Stored data
— start —
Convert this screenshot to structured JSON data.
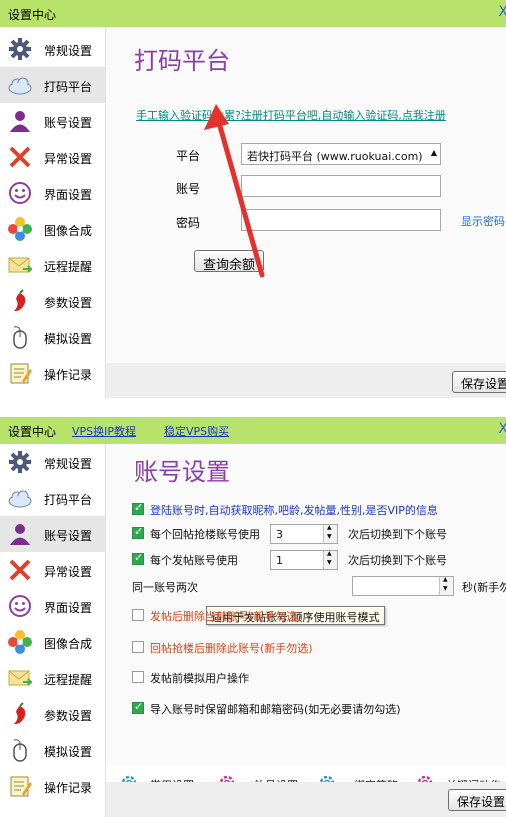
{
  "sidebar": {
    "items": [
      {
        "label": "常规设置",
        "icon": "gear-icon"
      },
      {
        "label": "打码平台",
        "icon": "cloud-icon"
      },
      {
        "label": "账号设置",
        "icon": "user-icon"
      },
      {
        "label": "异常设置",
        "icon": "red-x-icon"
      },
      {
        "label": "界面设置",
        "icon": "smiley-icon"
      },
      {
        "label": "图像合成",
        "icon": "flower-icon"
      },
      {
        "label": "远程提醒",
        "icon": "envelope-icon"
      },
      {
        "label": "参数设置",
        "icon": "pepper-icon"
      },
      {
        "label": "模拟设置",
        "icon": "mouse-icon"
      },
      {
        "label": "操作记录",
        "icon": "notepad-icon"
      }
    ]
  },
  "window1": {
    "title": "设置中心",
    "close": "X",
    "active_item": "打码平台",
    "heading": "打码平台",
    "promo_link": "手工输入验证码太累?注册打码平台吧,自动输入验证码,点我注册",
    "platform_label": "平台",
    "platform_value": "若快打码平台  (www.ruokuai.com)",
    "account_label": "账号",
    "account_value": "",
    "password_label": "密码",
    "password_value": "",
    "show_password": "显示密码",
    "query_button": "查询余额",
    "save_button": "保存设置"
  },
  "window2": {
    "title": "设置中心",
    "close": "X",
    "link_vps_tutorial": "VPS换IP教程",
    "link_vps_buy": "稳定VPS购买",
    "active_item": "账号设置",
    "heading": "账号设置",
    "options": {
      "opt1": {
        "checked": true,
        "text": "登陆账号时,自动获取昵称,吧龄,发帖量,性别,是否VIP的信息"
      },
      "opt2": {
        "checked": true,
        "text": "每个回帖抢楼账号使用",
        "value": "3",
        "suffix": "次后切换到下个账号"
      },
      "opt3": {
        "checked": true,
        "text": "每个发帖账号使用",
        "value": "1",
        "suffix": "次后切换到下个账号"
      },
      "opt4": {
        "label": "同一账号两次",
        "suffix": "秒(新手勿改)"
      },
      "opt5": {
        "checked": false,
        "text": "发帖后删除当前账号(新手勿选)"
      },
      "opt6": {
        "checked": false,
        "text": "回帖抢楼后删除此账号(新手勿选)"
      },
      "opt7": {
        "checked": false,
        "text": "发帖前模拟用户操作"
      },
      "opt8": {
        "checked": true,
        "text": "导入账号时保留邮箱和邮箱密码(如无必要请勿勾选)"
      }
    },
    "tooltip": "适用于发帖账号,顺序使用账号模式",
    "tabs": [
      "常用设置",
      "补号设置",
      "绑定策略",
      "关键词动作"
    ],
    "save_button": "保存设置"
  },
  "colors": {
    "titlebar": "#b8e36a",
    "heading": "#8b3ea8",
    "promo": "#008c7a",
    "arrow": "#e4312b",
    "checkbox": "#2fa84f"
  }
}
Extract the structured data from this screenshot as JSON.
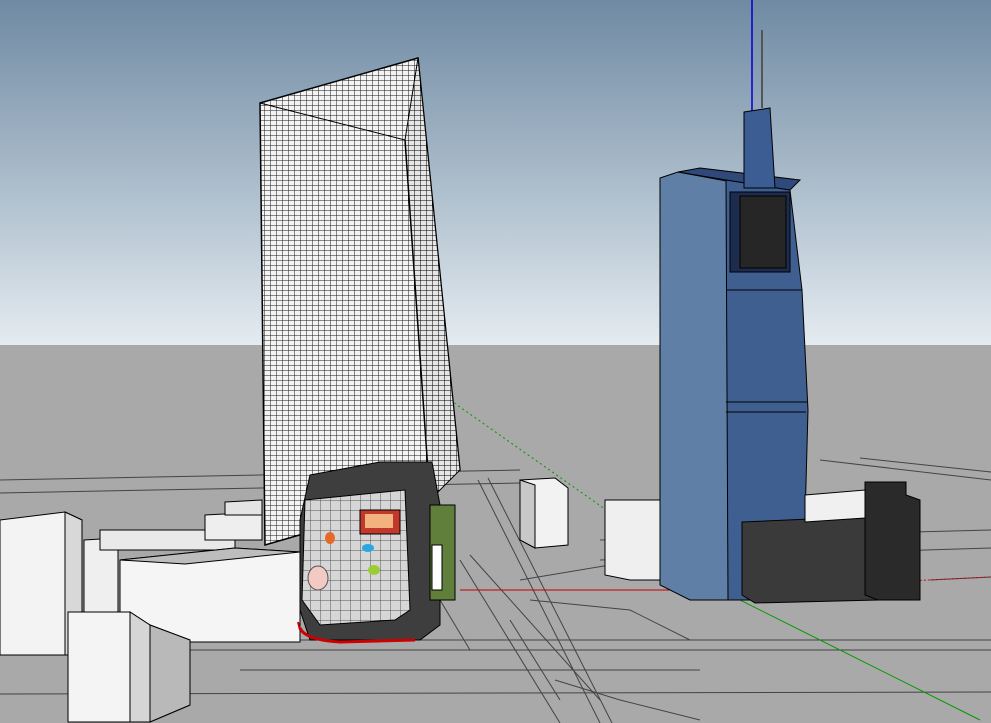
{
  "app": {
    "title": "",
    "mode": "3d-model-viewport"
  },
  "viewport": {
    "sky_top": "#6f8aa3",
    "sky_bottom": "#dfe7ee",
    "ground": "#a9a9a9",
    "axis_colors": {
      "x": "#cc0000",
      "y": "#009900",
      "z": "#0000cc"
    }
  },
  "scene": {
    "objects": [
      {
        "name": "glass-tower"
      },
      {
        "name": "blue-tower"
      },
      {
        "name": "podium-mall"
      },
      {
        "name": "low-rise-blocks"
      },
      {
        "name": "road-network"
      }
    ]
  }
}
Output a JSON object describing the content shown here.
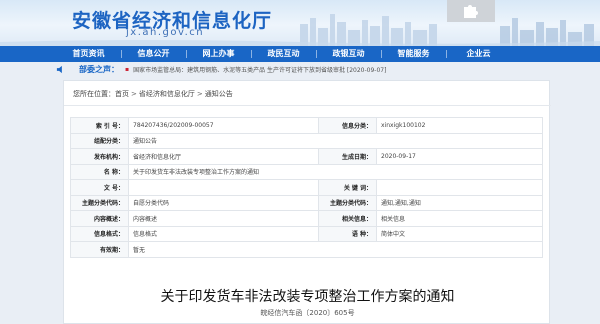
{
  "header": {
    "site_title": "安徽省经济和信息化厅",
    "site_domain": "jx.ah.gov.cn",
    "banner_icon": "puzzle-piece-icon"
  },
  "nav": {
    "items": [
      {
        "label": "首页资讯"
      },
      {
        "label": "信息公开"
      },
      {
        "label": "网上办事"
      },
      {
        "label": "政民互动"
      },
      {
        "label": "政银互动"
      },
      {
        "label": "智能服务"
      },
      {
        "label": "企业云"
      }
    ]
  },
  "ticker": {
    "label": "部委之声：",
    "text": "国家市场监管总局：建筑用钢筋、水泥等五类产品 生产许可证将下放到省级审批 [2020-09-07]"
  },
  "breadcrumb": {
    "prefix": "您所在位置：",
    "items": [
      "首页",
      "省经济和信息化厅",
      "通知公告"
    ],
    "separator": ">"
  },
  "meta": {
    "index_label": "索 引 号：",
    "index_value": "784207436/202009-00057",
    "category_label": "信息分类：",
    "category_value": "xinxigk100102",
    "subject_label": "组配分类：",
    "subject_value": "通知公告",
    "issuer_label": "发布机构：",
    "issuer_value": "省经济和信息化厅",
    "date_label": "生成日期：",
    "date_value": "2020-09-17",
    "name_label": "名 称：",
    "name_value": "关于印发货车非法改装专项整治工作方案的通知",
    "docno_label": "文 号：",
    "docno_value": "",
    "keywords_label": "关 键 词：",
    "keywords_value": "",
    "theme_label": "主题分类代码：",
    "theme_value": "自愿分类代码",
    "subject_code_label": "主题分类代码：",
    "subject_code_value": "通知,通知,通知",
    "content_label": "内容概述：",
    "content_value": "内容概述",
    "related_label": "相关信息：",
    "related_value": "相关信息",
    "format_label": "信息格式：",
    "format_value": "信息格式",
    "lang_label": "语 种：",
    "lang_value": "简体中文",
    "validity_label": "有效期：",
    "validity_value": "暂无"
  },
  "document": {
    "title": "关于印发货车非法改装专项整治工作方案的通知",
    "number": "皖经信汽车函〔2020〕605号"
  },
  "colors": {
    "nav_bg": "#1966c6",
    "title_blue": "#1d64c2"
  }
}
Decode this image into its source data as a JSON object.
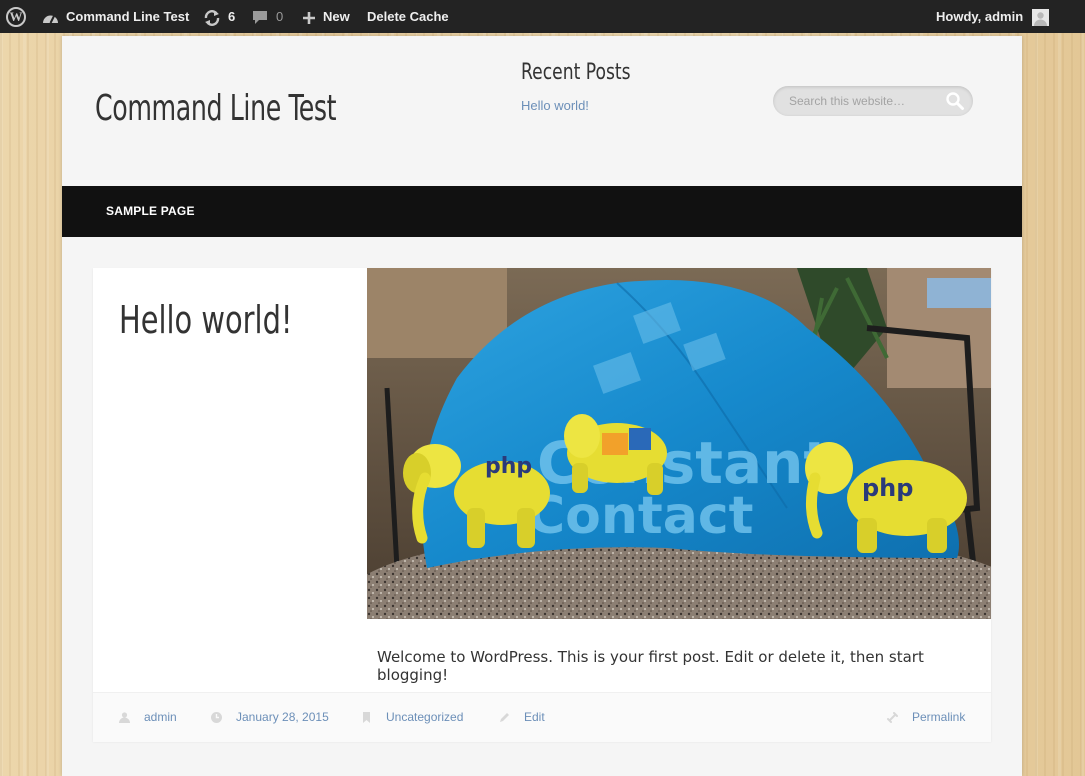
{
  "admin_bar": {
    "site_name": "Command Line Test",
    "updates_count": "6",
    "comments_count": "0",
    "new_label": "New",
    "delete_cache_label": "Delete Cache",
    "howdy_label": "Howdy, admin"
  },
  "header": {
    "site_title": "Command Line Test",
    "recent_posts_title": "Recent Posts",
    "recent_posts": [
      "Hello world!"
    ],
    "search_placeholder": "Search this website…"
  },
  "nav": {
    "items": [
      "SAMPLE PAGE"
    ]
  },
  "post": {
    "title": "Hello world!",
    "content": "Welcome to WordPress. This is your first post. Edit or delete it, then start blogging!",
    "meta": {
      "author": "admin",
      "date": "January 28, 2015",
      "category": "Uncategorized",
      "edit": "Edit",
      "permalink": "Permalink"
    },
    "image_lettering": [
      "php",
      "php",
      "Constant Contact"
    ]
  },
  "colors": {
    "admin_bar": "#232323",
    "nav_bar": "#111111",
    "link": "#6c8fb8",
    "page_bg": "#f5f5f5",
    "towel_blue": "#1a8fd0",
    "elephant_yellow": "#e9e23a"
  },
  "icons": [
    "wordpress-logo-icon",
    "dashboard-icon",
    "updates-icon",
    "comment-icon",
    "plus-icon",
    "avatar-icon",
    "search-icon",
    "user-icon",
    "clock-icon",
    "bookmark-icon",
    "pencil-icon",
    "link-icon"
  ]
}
— end —
> **Exercise task**:
Copy the data exactly. Any picture it contains is to be omitted.

> **Result below**:
Convert this screenshot to structured JSON data.
{
  "sidebar": {
    "items": [
      {
        "label": "常规设置",
        "icon": "gear-icon"
      },
      {
        "label": "打码平台",
        "icon": "cloud-icon"
      },
      {
        "label": "账号设置",
        "icon": "user-icon"
      },
      {
        "label": "异常设置",
        "icon": "red-x-icon"
      },
      {
        "label": "界面设置",
        "icon": "smiley-icon"
      },
      {
        "label": "图像合成",
        "icon": "flower-icon"
      },
      {
        "label": "远程提醒",
        "icon": "envelope-icon"
      },
      {
        "label": "参数设置",
        "icon": "pepper-icon"
      },
      {
        "label": "模拟设置",
        "icon": "mouse-icon"
      },
      {
        "label": "操作记录",
        "icon": "notepad-icon"
      }
    ]
  },
  "window1": {
    "title": "设置中心",
    "close": "X",
    "active_item": "打码平台",
    "heading": "打码平台",
    "promo_link": "手工输入验证码太累?注册打码平台吧,自动输入验证码,点我注册",
    "platform_label": "平台",
    "platform_value": "若快打码平台  (www.ruokuai.com)",
    "account_label": "账号",
    "account_value": "",
    "password_label": "密码",
    "password_value": "",
    "show_password": "显示密码",
    "query_button": "查询余额",
    "save_button": "保存设置"
  },
  "window2": {
    "title": "设置中心",
    "close": "X",
    "link_vps_tutorial": "VPS换IP教程",
    "link_vps_buy": "稳定VPS购买",
    "active_item": "账号设置",
    "heading": "账号设置",
    "options": {
      "opt1": {
        "checked": true,
        "text": "登陆账号时,自动获取昵称,吧龄,发帖量,性别,是否VIP的信息"
      },
      "opt2": {
        "checked": true,
        "text": "每个回帖抢楼账号使用",
        "value": "3",
        "suffix": "次后切换到下个账号"
      },
      "opt3": {
        "checked": true,
        "text": "每个发帖账号使用",
        "value": "1",
        "suffix": "次后切换到下个账号"
      },
      "opt4": {
        "label": "同一账号两次",
        "suffix": "秒(新手勿改)"
      },
      "opt5": {
        "checked": false,
        "text": "发帖后删除当前账号(新手勿选)"
      },
      "opt6": {
        "checked": false,
        "text": "回帖抢楼后删除此账号(新手勿选)"
      },
      "opt7": {
        "checked": false,
        "text": "发帖前模拟用户操作"
      },
      "opt8": {
        "checked": true,
        "text": "导入账号时保留邮箱和邮箱密码(如无必要请勿勾选)"
      }
    },
    "tooltip": "适用于发帖账号,顺序使用账号模式",
    "tabs": [
      "常用设置",
      "补号设置",
      "绑定策略",
      "关键词动作"
    ],
    "save_button": "保存设置"
  },
  "colors": {
    "titlebar": "#b8e36a",
    "heading": "#8b3ea8",
    "promo": "#008c7a",
    "arrow": "#e4312b",
    "checkbox": "#2fa84f"
  }
}
Extract the structured data from this screenshot as JSON.
{
  "app": {
    "title": "",
    "mode": "3d-model-viewport"
  },
  "viewport": {
    "sky_top": "#6f8aa3",
    "sky_bottom": "#dfe7ee",
    "ground": "#a9a9a9",
    "axis_colors": {
      "x": "#cc0000",
      "y": "#009900",
      "z": "#0000cc"
    }
  },
  "scene": {
    "objects": [
      {
        "name": "glass-tower"
      },
      {
        "name": "blue-tower"
      },
      {
        "name": "podium-mall"
      },
      {
        "name": "low-rise-blocks"
      },
      {
        "name": "road-network"
      }
    ]
  }
}
Output a JSON object describing the content shown here.
{
  "header": {
    "site_title": "安徽省经济和信息化厅",
    "site_domain": "jx.ah.gov.cn",
    "banner_icon": "puzzle-piece-icon"
  },
  "nav": {
    "items": [
      {
        "label": "首页资讯"
      },
      {
        "label": "信息公开"
      },
      {
        "label": "网上办事"
      },
      {
        "label": "政民互动"
      },
      {
        "label": "政银互动"
      },
      {
        "label": "智能服务"
      },
      {
        "label": "企业云"
      }
    ]
  },
  "ticker": {
    "label": "部委之声：",
    "text": "国家市场监管总局：建筑用钢筋、水泥等五类产品 生产许可证将下放到省级审批 [2020-09-07]"
  },
  "breadcrumb": {
    "prefix": "您所在位置：",
    "items": [
      "首页",
      "省经济和信息化厅",
      "通知公告"
    ],
    "separator": ">"
  },
  "meta": {
    "index_label": "索 引 号：",
    "index_value": "784207436/202009-00057",
    "category_label": "信息分类：",
    "category_value": "xinxigk100102",
    "subject_label": "组配分类：",
    "subject_value": "通知公告",
    "issuer_label": "发布机构：",
    "issuer_value": "省经济和信息化厅",
    "date_label": "生成日期：",
    "date_value": "2020-09-17",
    "name_label": "名 称：",
    "name_value": "关于印发货车非法改装专项整治工作方案的通知",
    "docno_label": "文 号：",
    "docno_value": "",
    "keywords_label": "关 键 词：",
    "keywords_value": "",
    "theme_label": "主题分类代码：",
    "theme_value": "自愿分类代码",
    "subject_code_label": "主题分类代码：",
    "subject_code_value": "通知,通知,通知",
    "content_label": "内容概述：",
    "content_value": "内容概述",
    "related_label": "相关信息：",
    "related_value": "相关信息",
    "format_label": "信息格式：",
    "format_value": "信息格式",
    "lang_label": "语 种：",
    "lang_value": "简体中文",
    "validity_label": "有效期：",
    "validity_value": "暂无"
  },
  "document": {
    "title": "关于印发货车非法改装专项整治工作方案的通知",
    "number": "皖经信汽车函〔2020〕605号"
  },
  "colors": {
    "nav_bg": "#1966c6",
    "title_blue": "#1d64c2"
  }
}
Decode this image into its source data as a JSON object.
{
  "admin_bar": {
    "site_name": "Command Line Test",
    "updates_count": "6",
    "comments_count": "0",
    "new_label": "New",
    "delete_cache_label": "Delete Cache",
    "howdy_label": "Howdy, admin"
  },
  "header": {
    "site_title": "Command Line Test",
    "recent_posts_title": "Recent Posts",
    "recent_posts": [
      "Hello world!"
    ],
    "search_placeholder": "Search this website…"
  },
  "nav": {
    "items": [
      "SAMPLE PAGE"
    ]
  },
  "post": {
    "title": "Hello world!",
    "content": "Welcome to WordPress. This is your first post. Edit or delete it, then start blogging!",
    "meta": {
      "author": "admin",
      "date": "January 28, 2015",
      "category": "Uncategorized",
      "edit": "Edit",
      "permalink": "Permalink"
    },
    "image_lettering": [
      "php",
      "php",
      "Constant Contact"
    ]
  },
  "colors": {
    "admin_bar": "#232323",
    "nav_bar": "#111111",
    "link": "#6c8fb8",
    "page_bg": "#f5f5f5",
    "towel_blue": "#1a8fd0",
    "elephant_yellow": "#e9e23a"
  },
  "icons": [
    "wordpress-logo-icon",
    "dashboard-icon",
    "updates-icon",
    "comment-icon",
    "plus-icon",
    "avatar-icon",
    "search-icon",
    "user-icon",
    "clock-icon",
    "bookmark-icon",
    "pencil-icon",
    "link-icon"
  ]
}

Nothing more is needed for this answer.